* _INSTRUCTIONS TO FOLLOW_
Copy all lines below containing "comme".

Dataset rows
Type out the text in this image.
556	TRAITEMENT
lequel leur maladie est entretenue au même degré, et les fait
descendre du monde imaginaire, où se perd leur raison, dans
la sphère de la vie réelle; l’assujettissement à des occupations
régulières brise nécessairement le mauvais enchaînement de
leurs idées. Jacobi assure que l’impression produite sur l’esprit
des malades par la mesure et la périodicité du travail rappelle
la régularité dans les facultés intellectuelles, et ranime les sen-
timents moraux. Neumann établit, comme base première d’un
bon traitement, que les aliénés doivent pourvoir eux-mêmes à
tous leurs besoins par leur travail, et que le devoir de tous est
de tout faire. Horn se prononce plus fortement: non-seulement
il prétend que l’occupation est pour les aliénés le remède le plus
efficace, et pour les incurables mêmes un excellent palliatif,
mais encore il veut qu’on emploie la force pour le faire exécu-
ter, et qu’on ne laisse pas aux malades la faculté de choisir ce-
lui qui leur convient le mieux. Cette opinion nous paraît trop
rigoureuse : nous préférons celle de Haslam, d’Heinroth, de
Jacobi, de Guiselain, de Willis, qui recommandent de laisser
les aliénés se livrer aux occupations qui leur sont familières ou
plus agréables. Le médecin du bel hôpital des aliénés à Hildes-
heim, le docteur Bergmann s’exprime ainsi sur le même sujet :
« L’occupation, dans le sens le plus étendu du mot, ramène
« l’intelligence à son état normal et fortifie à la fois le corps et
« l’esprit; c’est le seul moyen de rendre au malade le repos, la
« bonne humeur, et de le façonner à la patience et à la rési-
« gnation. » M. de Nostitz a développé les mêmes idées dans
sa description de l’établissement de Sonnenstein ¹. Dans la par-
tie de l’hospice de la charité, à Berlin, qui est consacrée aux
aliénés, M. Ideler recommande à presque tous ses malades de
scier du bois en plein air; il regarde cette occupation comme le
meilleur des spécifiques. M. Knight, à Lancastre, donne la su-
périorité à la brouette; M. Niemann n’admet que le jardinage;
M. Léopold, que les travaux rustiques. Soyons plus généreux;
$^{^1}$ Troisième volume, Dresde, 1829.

* _WORKED SOLUTION_
timents moraux. Neumann établit, comme base première d’un
scier du bois en plein air; il regarde cette occupation comme le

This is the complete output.